### WHAT YOU NEED TO DO
Repeat the records below exactly as they appear.

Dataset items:
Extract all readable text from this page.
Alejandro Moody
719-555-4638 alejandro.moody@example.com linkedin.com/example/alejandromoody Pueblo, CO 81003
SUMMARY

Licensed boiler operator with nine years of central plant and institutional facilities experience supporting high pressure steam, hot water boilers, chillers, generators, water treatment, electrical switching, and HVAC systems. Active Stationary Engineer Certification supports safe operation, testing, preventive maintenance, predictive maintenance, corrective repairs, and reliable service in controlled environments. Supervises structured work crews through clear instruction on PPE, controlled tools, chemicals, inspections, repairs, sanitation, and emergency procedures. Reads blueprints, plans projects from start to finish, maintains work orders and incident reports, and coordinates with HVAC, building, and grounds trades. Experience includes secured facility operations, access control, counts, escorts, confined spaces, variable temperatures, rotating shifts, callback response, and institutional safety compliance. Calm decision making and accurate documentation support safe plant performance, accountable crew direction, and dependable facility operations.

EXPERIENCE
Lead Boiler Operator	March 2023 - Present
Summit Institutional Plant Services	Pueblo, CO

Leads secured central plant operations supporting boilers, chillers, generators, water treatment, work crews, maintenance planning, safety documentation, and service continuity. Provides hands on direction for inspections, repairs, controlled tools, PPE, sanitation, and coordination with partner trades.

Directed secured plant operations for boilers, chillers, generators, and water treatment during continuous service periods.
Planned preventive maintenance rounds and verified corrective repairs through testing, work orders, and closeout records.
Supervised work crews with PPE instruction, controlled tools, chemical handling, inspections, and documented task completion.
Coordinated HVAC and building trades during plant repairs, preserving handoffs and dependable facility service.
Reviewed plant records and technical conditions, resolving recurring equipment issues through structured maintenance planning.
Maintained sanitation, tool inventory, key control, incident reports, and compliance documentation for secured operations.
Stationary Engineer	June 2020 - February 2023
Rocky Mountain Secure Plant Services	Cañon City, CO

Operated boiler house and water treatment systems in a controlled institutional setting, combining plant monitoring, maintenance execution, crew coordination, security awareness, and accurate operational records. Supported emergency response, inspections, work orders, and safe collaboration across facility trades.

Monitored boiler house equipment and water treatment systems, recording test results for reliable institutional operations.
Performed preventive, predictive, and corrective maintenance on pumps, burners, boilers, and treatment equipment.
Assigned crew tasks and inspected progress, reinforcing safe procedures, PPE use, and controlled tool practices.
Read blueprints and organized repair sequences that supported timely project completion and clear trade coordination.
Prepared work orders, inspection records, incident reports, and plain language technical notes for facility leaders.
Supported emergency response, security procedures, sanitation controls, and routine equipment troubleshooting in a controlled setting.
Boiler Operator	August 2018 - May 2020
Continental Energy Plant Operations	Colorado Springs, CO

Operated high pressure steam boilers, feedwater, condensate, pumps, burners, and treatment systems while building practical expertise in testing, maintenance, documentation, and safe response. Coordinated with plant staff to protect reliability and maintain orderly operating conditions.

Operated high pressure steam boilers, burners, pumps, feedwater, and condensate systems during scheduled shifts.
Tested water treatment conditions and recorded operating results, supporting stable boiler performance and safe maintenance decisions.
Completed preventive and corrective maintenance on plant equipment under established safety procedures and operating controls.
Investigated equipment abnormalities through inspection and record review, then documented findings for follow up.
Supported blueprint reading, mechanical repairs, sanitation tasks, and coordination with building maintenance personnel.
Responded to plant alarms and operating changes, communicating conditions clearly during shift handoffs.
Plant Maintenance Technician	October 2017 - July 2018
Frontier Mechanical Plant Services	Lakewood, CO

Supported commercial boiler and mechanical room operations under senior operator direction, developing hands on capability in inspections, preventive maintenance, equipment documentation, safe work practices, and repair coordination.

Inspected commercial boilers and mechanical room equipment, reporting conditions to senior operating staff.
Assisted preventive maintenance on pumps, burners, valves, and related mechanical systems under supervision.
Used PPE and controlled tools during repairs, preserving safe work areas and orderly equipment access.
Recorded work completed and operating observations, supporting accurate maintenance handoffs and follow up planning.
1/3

### SOLUTION TO THE EXERCISE
Extract all readable text from this page.
Alejandro Moody
719-555-4638 alejandro.moody@example.com linkedin.com/example/alejandromoody Pueblo, CO 81003
SUMMARY

Licensed boiler operator with nine years of central plant and institutional facilities experience supporting high pressure steam, hot water boilers, chillers, generators, water treatment, electrical switching, and HVAC systems. Active Stationary Engineer Certification supports safe operation, testing, preventive maintenance, predictive maintenance, corrective repairs, and reliable service in controlled environments. Supervises structured work crews through clear instruction on PPE, controlled tools, chemicals, inspections, repairs, sanitation, and emergency procedures. Reads blueprints, plans projects from start to finish, maintains work orders and incident reports, and coordinates with HVAC, building, and grounds trades. Experience includes secured facility operations, access control, counts, escorts, confined spaces, variable temperatures, rotating shifts, callback response, and institutional safety compliance. Calm decision making and accurate documentation support safe plant performance, accountable crew direction, and dependable facility operations.

EXPERIENCE
Lead Boiler Operator	March 2023 - Present
Summit Institutional Plant Services	Pueblo, CO

Leads secured central plant operations supporting boilers, chillers, generators, water treatment, work crews, maintenance planning, safety documentation, and service continuity. Provides hands on direction for inspections, repairs, controlled tools, PPE, sanitation, and coordination with partner trades.

Directed secured plant operations for boilers, chillers, generators, and water treatment during continuous service periods.
Planned preventive maintenance rounds and verified corrective repairs through testing, work orders, and closeout records.
Supervised work crews with PPE instruction, controlled tools, chemical handling, inspections, and documented task completion.
Coordinated HVAC and building trades during plant repairs, preserving handoffs and dependable facility service.
Reviewed plant records and technical conditions, resolving recurring equipment issues through structured maintenance planning.
Maintained sanitation, tool inventory, key control, incident reports, and compliance documentation for secured operations.
Stationary Engineer	June 2020 - February 2023
Rocky Mountain Secure Plant Services	Cañon City, CO

Operated boiler house and water treatment systems in a controlled institutional setting, combining plant monitoring, maintenance execution, crew coordination, security awareness, and accurate operational records. Supported emergency response, inspections, work orders, and safe collaboration across facility trades.

Monitored boiler house equipment and water treatment systems, recording test results for reliable institutional operations.
Performed preventive, predictive, and corrective maintenance on pumps, burners, boilers, and treatment equipment.
Assigned crew tasks and inspected progress, reinforcing safe procedures, PPE use, and controlled tool practices.
Read blueprints and organized repair sequences that supported timely project completion and clear trade coordination.
Prepared work orders, inspection records, incident reports, and plain language technical notes for facility leaders.
Supported emergency response, security procedures, sanitation controls, and routine equipment troubleshooting in a controlled setting.
Boiler Operator	August 2018 - May 2020
Continental Energy Plant Operations	Colorado Springs, CO

Operated high pressure steam boilers, feedwater, condensate, pumps, burners, and treatment systems while building practical expertise in testing, maintenance, documentation, and safe response. Coordinated with plant staff to protect reliability and maintain orderly operating conditions.

Operated high pressure steam boilers, burners, pumps, feedwater, and condensate systems during scheduled shifts.
Tested water treatment conditions and recorded operating results, supporting stable boiler performance and safe maintenance decisions.
Completed preventive and corrective maintenance on plant equipment under established safety procedures and operating controls.
Investigated equipment abnormalities through inspection and record review, then documented findings for follow up.
Supported blueprint reading, mechanical repairs, sanitation tasks, and coordination with building maintenance personnel.
Responded to plant alarms and operating changes, communicating conditions clearly during shift handoffs.
Plant Maintenance Technician	October 2017 - July 2018
Frontier Mechanical Plant Services	Lakewood, CO

Supported commercial boiler and mechanical room operations under senior operator direction, developing hands on capability in inspections, preventive maintenance, equipment documentation, safe work practices, and repair coordination.

Inspected commercial boilers and mechanical room equipment, reporting conditions to senior operating staff.
Assisted preventive maintenance on pumps, burners, valves, and related mechanical systems under supervision.
Used PPE and controlled tools during repairs, preserving safe work areas and orderly equipment access.
Recorded work completed and operating observations, supporting accurate maintenance handoffs and follow up planning.
1/3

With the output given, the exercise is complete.